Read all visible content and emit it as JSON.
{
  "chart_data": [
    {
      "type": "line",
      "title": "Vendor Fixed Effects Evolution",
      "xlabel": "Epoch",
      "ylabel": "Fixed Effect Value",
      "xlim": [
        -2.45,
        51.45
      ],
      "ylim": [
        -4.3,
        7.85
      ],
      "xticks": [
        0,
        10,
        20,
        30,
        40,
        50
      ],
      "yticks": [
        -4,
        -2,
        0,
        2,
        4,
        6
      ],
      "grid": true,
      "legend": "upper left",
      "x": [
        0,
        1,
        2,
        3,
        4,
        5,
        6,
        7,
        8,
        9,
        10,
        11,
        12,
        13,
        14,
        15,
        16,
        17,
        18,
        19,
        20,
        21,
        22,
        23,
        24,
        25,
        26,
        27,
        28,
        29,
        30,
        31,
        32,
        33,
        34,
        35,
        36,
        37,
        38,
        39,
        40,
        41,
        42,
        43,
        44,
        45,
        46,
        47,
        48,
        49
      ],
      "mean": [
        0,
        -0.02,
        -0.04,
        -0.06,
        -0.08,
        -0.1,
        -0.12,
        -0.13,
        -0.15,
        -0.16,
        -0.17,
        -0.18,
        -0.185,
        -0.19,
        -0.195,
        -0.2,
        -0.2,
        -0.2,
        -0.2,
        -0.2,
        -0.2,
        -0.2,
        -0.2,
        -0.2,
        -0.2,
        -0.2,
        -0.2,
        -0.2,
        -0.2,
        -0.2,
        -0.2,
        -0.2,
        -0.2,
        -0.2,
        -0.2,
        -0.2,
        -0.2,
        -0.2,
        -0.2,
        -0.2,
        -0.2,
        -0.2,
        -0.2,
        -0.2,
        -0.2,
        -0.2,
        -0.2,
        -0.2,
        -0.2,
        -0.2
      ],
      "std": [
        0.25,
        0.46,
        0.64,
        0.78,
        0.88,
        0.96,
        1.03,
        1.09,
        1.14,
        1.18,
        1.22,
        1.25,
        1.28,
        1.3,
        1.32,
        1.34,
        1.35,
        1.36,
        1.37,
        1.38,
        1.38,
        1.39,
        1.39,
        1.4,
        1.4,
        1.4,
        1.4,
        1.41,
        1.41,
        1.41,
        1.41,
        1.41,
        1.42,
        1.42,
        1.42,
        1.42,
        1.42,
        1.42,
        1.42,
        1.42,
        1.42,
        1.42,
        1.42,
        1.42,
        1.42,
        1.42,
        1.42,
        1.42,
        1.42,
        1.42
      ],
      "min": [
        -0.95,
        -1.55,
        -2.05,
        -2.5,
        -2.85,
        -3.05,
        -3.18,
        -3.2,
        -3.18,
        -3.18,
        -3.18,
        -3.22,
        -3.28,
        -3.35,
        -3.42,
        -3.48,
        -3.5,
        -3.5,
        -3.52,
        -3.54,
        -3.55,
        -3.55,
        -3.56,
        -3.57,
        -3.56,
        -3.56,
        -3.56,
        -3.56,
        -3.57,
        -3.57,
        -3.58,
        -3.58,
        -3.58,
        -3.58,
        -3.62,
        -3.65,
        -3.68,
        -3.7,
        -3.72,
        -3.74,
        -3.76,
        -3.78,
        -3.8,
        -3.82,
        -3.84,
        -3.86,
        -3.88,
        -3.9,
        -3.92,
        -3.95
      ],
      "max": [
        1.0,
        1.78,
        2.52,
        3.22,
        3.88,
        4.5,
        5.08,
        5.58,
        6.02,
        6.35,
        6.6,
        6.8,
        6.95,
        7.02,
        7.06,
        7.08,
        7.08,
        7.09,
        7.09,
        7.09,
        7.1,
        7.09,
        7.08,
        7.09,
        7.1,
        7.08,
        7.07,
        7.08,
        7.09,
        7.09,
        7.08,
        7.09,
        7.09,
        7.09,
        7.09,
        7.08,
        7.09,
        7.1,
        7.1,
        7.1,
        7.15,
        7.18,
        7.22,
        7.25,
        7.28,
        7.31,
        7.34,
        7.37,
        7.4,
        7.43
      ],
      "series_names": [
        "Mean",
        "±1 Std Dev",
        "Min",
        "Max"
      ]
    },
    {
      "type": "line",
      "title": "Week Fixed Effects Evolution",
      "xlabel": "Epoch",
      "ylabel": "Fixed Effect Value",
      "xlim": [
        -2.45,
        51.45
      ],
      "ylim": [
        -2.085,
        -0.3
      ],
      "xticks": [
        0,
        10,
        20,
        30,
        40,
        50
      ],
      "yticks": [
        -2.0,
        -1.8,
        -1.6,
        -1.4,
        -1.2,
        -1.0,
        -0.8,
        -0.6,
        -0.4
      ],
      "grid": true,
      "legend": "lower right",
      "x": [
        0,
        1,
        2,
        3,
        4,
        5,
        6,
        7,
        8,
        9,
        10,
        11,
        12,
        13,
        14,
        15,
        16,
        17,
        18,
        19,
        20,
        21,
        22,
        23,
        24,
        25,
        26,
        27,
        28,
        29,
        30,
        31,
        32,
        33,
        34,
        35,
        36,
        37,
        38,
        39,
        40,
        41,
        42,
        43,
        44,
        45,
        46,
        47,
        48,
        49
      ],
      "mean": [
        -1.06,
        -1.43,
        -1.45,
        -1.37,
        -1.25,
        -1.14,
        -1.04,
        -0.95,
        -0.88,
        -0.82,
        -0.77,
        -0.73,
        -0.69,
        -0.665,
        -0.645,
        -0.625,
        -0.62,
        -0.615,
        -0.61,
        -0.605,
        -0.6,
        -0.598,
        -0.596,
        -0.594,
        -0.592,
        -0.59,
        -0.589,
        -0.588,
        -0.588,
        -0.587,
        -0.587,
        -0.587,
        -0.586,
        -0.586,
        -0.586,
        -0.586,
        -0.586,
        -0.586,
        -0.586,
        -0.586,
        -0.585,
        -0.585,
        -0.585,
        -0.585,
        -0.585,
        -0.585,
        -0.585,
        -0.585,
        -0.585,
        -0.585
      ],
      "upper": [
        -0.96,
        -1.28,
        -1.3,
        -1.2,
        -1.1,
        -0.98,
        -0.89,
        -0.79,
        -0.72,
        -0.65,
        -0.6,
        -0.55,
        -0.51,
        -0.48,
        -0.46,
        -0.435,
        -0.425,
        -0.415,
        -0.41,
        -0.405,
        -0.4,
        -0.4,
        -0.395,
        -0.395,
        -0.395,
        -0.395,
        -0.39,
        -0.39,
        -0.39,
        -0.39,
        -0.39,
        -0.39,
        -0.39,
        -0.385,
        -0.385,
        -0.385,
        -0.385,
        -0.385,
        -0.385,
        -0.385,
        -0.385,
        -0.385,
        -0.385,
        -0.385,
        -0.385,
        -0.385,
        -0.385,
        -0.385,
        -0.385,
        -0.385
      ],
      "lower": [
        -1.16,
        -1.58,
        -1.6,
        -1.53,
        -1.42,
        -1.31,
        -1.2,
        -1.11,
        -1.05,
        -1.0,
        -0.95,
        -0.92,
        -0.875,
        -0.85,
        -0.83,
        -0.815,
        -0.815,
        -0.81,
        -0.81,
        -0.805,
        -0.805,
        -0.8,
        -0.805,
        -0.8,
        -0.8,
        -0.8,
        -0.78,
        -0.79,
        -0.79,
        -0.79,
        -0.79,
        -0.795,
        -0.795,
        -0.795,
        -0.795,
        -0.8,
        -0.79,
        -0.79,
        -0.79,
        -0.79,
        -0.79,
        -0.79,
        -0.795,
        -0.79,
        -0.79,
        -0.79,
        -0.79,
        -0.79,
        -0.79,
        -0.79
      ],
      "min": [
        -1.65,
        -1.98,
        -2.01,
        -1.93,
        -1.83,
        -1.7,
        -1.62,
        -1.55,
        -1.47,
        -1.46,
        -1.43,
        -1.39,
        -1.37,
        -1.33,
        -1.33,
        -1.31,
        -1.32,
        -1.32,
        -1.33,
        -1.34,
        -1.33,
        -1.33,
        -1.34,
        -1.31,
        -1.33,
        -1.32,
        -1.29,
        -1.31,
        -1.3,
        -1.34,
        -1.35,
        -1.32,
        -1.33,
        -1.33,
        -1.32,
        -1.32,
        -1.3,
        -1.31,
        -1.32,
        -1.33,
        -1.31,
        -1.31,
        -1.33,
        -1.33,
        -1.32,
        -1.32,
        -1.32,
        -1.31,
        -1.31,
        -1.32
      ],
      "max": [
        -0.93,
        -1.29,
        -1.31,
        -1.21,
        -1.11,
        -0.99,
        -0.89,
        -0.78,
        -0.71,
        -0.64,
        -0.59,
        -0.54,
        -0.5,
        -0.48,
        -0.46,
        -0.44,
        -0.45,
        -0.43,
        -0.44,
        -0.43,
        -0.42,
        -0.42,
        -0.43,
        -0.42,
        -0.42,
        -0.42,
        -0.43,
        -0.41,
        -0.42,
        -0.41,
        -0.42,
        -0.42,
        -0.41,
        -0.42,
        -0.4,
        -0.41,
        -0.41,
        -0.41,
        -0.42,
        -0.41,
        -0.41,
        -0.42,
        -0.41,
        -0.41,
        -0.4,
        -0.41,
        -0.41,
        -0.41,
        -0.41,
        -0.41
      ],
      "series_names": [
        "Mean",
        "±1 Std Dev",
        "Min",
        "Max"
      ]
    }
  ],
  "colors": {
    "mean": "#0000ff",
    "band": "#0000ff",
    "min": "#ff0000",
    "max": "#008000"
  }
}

-------

### Instruction
Gather up the lines that contain the word "legend".

### The output
      "legend": "upper left",
      "legend": "lower right",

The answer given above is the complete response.